[Start Records shown]

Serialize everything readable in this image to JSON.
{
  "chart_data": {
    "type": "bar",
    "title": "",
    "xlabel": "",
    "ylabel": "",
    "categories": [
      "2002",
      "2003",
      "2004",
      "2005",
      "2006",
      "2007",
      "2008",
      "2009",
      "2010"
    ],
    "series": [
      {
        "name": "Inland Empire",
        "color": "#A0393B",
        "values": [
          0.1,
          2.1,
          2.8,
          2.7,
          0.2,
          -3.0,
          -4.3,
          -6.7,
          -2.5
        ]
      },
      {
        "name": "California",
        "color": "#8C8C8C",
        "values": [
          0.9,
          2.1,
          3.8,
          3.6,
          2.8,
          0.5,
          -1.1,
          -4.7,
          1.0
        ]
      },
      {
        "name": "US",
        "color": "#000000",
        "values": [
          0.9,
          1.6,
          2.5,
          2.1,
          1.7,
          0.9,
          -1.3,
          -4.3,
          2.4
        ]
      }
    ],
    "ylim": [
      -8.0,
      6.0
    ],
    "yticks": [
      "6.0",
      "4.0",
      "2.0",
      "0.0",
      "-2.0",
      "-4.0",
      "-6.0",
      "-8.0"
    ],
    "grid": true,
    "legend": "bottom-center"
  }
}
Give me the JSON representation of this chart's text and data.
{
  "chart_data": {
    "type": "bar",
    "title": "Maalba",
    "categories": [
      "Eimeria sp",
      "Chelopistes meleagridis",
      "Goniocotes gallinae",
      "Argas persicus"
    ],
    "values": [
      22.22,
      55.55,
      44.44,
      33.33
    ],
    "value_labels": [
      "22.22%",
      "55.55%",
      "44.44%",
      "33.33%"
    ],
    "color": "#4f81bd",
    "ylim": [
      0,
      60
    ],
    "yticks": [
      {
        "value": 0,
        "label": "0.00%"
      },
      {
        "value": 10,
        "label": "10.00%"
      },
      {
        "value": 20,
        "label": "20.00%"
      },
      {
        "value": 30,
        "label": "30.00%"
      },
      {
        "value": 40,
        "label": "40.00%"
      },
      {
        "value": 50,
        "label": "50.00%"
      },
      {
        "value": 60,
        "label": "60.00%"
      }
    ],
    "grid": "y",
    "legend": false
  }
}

[End Records shown]

— Problem details —
Extract the full listing above without altering anything.

— Reply —
Serialize everything readable in this image to JSON.
{
  "chart_data": {
    "type": "bar",
    "title": "",
    "xlabel": "",
    "ylabel": "",
    "categories": [
      "2002",
      "2003",
      "2004",
      "2005",
      "2006",
      "2007",
      "2008",
      "2009",
      "2010"
    ],
    "series": [
      {
        "name": "Inland Empire",
        "color": "#A0393B",
        "values": [
          0.1,
          2.1,
          2.8,
          2.7,
          0.2,
          -3.0,
          -4.3,
          -6.7,
          -2.5
        ]
      },
      {
        "name": "California",
        "color": "#8C8C8C",
        "values": [
          0.9,
          2.1,
          3.8,
          3.6,
          2.8,
          0.5,
          -1.1,
          -4.7,
          1.0
        ]
      },
      {
        "name": "US",
        "color": "#000000",
        "values": [
          0.9,
          1.6,
          2.5,
          2.1,
          1.7,
          0.9,
          -1.3,
          -4.3,
          2.4
        ]
      }
    ],
    "ylim": [
      -8.0,
      6.0
    ],
    "yticks": [
      "6.0",
      "4.0",
      "2.0",
      "0.0",
      "-2.0",
      "-4.0",
      "-6.0",
      "-8.0"
    ],
    "grid": true,
    "legend": "bottom-center"
  }
}
Give me the JSON representation of this chart's text and data.
{
  "chart_data": {
    "type": "bar",
    "title": "Maalba",
    "categories": [
      "Eimeria sp",
      "Chelopistes meleagridis",
      "Goniocotes gallinae",
      "Argas persicus"
    ],
    "values": [
      22.22,
      55.55,
      44.44,
      33.33
    ],
    "value_labels": [
      "22.22%",
      "55.55%",
      "44.44%",
      "33.33%"
    ],
    "color": "#4f81bd",
    "ylim": [
      0,
      60
    ],
    "yticks": [
      {
        "value": 0,
        "label": "0.00%"
      },
      {
        "value": 10,
        "label": "10.00%"
      },
      {
        "value": 20,
        "label": "20.00%"
      },
      {
        "value": 30,
        "label": "30.00%"
      },
      {
        "value": 40,
        "label": "40.00%"
      },
      {
        "value": 50,
        "label": "50.00%"
      },
      {
        "value": 60,
        "label": "60.00%"
      }
    ],
    "grid": "y",
    "legend": false
  }
}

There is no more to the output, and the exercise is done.